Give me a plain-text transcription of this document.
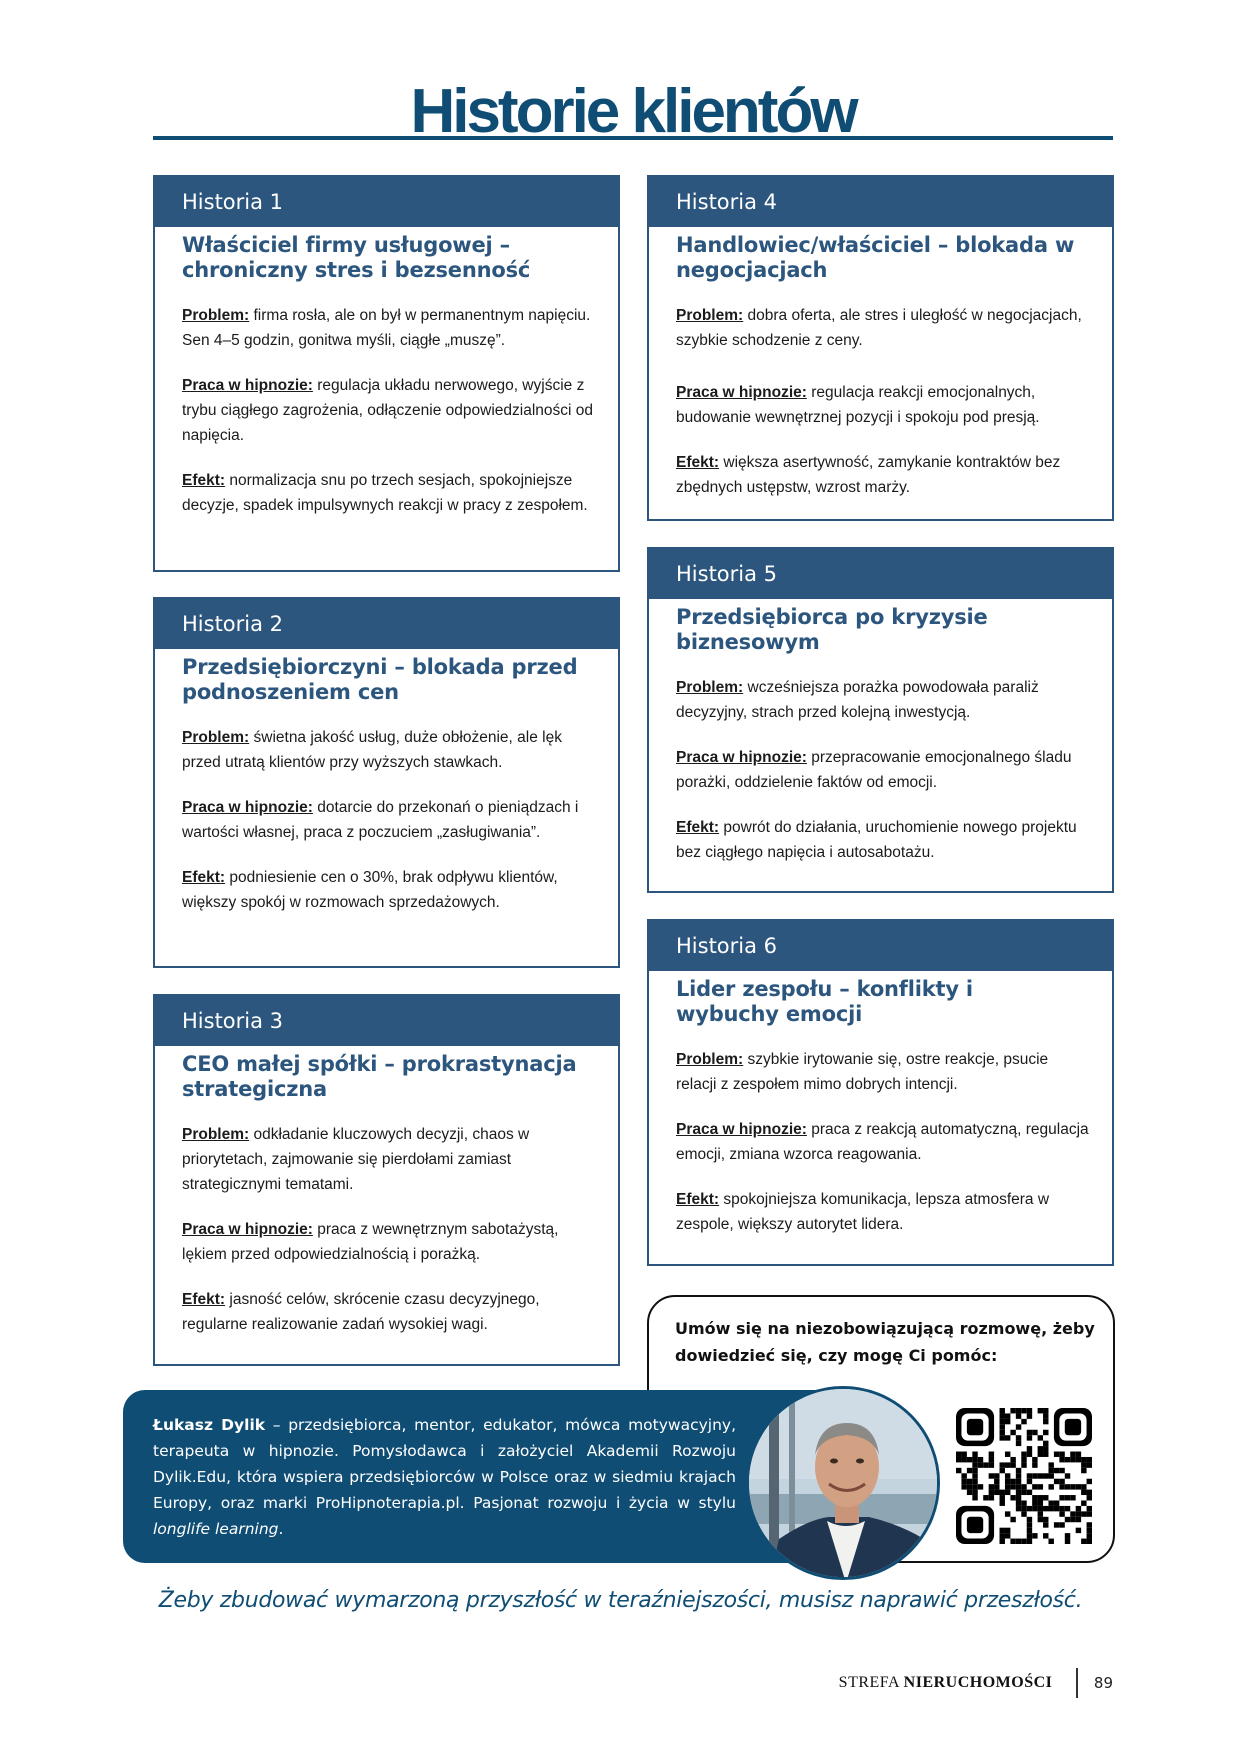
Historie klientów
Historia 1
Właściciel firmy usługowej – chroniczny stres i bezsenność
Problem: firma rosła, ale on był w permanentnym napięciu. Sen 4–5 godzin, gonitwa myśli, ciągłe „muszę”.
Praca w hipnozie: regulacja układu nerwowego, wyjście z trybu ciągłego zagrożenia, odłączenie odpowiedzialności od napięcia.
Efekt: normalizacja snu po trzech sesjach, spokojniejsze decyzje, spadek impulsywnych reakcji w pracy z zespołem.
Historia 2
Przedsiębiorczyni – blokada przed podnoszeniem cen
Problem: świetna jakość usług, duże obłożenie, ale lęk przed utratą klientów przy wyższych stawkach.
Praca w hipnozie: dotarcie do przekonań o pieniądzach i wartości własnej, praca z poczuciem „zasługiwania”.
Efekt: podniesienie cen o 30%, brak odpływu klientów, większy spokój w rozmowach sprzedażowych.
Historia 3
CEO małej spółki – prokrastynacja strategiczna
Problem: odkładanie kluczowych decyzji, chaos w priorytetach, zajmowanie się pierdołami zamiast strategicznymi tematami.
Praca w hipnozie: praca z wewnętrznym sabotażystą, lękiem przed odpowiedzialnością i porażką.
Efekt: jasność celów, skrócenie czasu decyzyjnego, regularne realizowanie zadań wysokiej wagi.
Historia 4
Handlowiec/właściciel – blokada w negocjacjach
Problem: dobra oferta, ale stres i uległość w negocjacjach, szybkie schodzenie z ceny.
Praca w hipnozie: regulacja reakcji emocjonalnych, budowanie wewnętrznej pozycji i spokoju pod presją.
Efekt: większa asertywność, zamykanie kontraktów bez zbędnych ustępstw, wzrost marży.
Historia 5
Przedsiębiorca po kryzysie biznesowym
Problem: wcześniejsza porażka powodowała paraliż decyzyjny, strach przed kolejną inwestycją.
Praca w hipnozie: przepracowanie emocjonalnego śladu porażki, oddzielenie faktów od emocji.
Efekt: powrót do działania, uruchomienie nowego projektu bez ciągłego napięcia i autosabotażu.
Historia 6
Lider zespołu – konflikty i wybuchy emocji
Problem: szybkie irytowanie się, ostre reakcje, psucie relacji z zespołem mimo dobrych intencji.
Praca w hipnozie: praca z reakcją automatyczną, regulacja emocji, zmiana wzorca reagowania.
Efekt: spokojniejsza komunikacja, lepsza atmosfera w zespole, większy autorytet lidera.
Umów się na niezobowiązującą rozmowę, żeby dowiedzieć się, czy mogę Ci pomóc:
Łukasz Dylik – przedsiębiorca, mentor, edukator, mówca motywacyjny, terapeuta w hipnozie. Pomysłodawca i założyciel Akademii Rozwoju Dylik.Edu, która wspiera przedsiębiorców w Polsce oraz w siedmiu krajach Europy, oraz marki ProHipnoterapia.pl. Pasjonat rozwoju i życia w stylu longlife learning.
Żeby zbudować wymarzoną przyszłość w teraźniejszości, musisz naprawić przeszłość.
STREFA NIERUCHOMOŚCI	89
= = = = =
Task objective -> Tally every line of the listing that holds the string "większy", then give the number by itself.

Result for this exercise -> 2